CHALLENGE:
Scan the listing below and copy every line holding "Total".

STORED DATA:

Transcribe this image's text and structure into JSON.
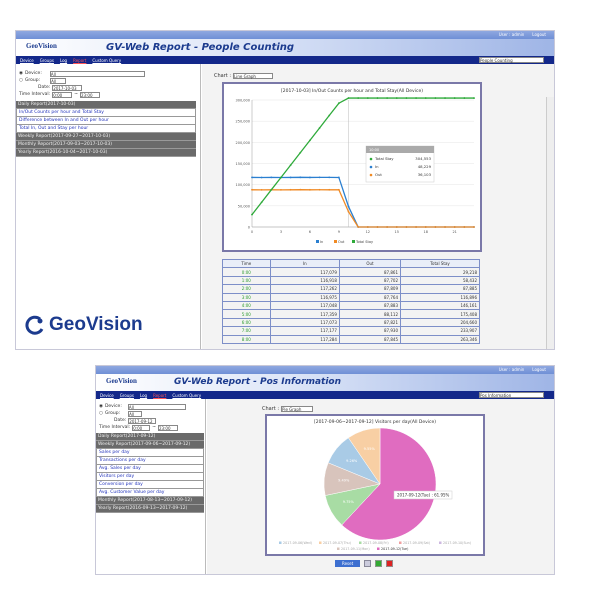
{
  "brand": {
    "logo": "GeoVision",
    "accent": "#1c3b8e",
    "nav_color": "#13288a"
  },
  "common": {
    "user": "User : admin",
    "logout": "Logout",
    "nav": [
      "Device",
      "Groups",
      "Log",
      "Report",
      "Custom Query"
    ],
    "device_label": "Device:",
    "group_label": "Group:",
    "date_label": "Date:",
    "interval_label": "Time Interval:",
    "device_value": "All",
    "group_value": "All",
    "from": "0:00",
    "to": "23:00",
    "chart_label": "Chart :"
  },
  "people": {
    "title": "GV-Web Report - People Counting",
    "mode": "People Counting",
    "date": "2017-10-03",
    "daily": "Daily Report(2017-10-03)",
    "items": [
      "In/Out Counts per hour and Total Stay",
      "Difference between In and Out per hour",
      "Total In, Out and Stay per hour"
    ],
    "weekly": "Weekly Report(2017-09-27~2017-10-03)",
    "monthly": "Monthly Report(2017-09-03~2017-10-03)",
    "yearly": "Yearly Report(2016-10-04~2017-10-03)",
    "chart_type": "Line Graph",
    "table": {
      "headers": [
        "Time",
        "In",
        "Out",
        "Total Stay"
      ],
      "rows": [
        [
          "0:00",
          "117,079",
          "87,861",
          "29,218"
        ],
        [
          "1:00",
          "116,918",
          "87,702",
          "58,432"
        ],
        [
          "2:00",
          "117,262",
          "87,809",
          "87,885"
        ],
        [
          "3:00",
          "116,975",
          "87,764",
          "116,896"
        ],
        [
          "4:00",
          "117,048",
          "87,883",
          "146,161"
        ],
        [
          "5:00",
          "117,359",
          "88,112",
          "175,408"
        ],
        [
          "6:00",
          "117,073",
          "87,821",
          "204,660"
        ],
        [
          "7:00",
          "117,177",
          "87,930",
          "233,907"
        ],
        [
          "8:00",
          "117,284",
          "87,845",
          "263,346"
        ]
      ]
    }
  },
  "pos": {
    "title": "GV-Web Report - Pos Information",
    "mode": "Pos Information",
    "date": "2017-09-12",
    "daily": "Daily Report(2017-09-12)",
    "weekly": "Weekly Report(2017-09-06~2017-09-12)",
    "items": [
      "Sales per day",
      "Transactions per day",
      "Avg. Sales per day",
      "Visitors per day",
      "Conversion per day",
      "Avg. Customer Value per day"
    ],
    "monthly": "Monthly Report(2017-08-13~2017-09-12)",
    "yearly": "Yearly Report(2016-09-13~2017-09-12)",
    "chart_type": "Pie Graph",
    "reset": "Reset"
  },
  "chart_data": [
    {
      "type": "line",
      "title": "[2017-10-03] In/Out Counts per hour and Total Stay(All Device)",
      "x": [
        0,
        1,
        2,
        3,
        4,
        5,
        6,
        7,
        8,
        9,
        10,
        11,
        12,
        13,
        14,
        15,
        16,
        17,
        18,
        19,
        20,
        21,
        22,
        23
      ],
      "xticks": [
        0,
        3,
        6,
        9,
        12,
        15,
        18,
        21
      ],
      "ylim": [
        0,
        300000
      ],
      "yticks": [
        "0",
        "50,000",
        "100,000",
        "150,000",
        "200,000",
        "250,000",
        "300,000"
      ],
      "grid": true,
      "legend": "bottom",
      "series": [
        {
          "name": "In",
          "color": "#2a7fd0",
          "values": [
            117079,
            116918,
            117262,
            116975,
            117048,
            117359,
            117073,
            117177,
            117284,
            117021,
            48229,
            0,
            0,
            0,
            0,
            0,
            0,
            0,
            0,
            0,
            0,
            0,
            0,
            0
          ]
        },
        {
          "name": "Out",
          "color": "#f08a24",
          "values": [
            87861,
            87702,
            87809,
            87764,
            87883,
            88112,
            87821,
            87930,
            87845,
            87940,
            36103,
            0,
            0,
            0,
            0,
            0,
            0,
            0,
            0,
            0,
            0,
            0,
            0,
            0
          ]
        },
        {
          "name": "Total Stay",
          "color": "#2eaa3a",
          "values": [
            29218,
            58432,
            87885,
            116896,
            146161,
            175408,
            204660,
            233907,
            263346,
            292427,
            304553,
            304553,
            304553,
            304553,
            304553,
            304553,
            304553,
            304553,
            304553,
            304553,
            304553,
            304553,
            304553,
            304553
          ]
        }
      ],
      "tooltip": {
        "header": "10:00",
        "rows": [
          [
            "Total Stay",
            "304,553"
          ],
          [
            "In",
            "48,229"
          ],
          [
            "Out",
            "36,103"
          ]
        ]
      }
    },
    {
      "type": "pie",
      "title": "[2017-09-06~2017-09-12] Visitors per day(All Device)",
      "legend": "bottom",
      "slices": [
        {
          "label": "2017-09-06(Wed)",
          "value": 9.26,
          "color": "#a9cbe6"
        },
        {
          "label": "2017-09-07(Thu)",
          "value": 9.55,
          "color": "#f8cfa4"
        },
        {
          "label": "2017-09-08(Fri)",
          "value": 9.75,
          "color": "#a8dca4"
        },
        {
          "label": "2017-09-09(Sat)",
          "value": 0,
          "color": "#f0a0a0"
        },
        {
          "label": "2017-09-10(Sun)",
          "value": 0,
          "color": "#cdb8e0"
        },
        {
          "label": "2017-09-11(Mon)",
          "value": 9.49,
          "color": "#d8c4bc"
        },
        {
          "label": "2017-09-12(Tue)",
          "value": 61.95,
          "color": "#e06cc0"
        }
      ],
      "tooltip": "2017-09-12(Tue) : 61.95%"
    }
  ]
}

CORRECT ANSWER:
      "In/Out Counts per hour and Total Stay",
      "Total In, Out and Stay per hour"
        "Total Stay"
      "title": "[2017-10-03] In/Out Counts per hour and Total Stay(All Device)",
          "name": "Total Stay",
            "Total Stay",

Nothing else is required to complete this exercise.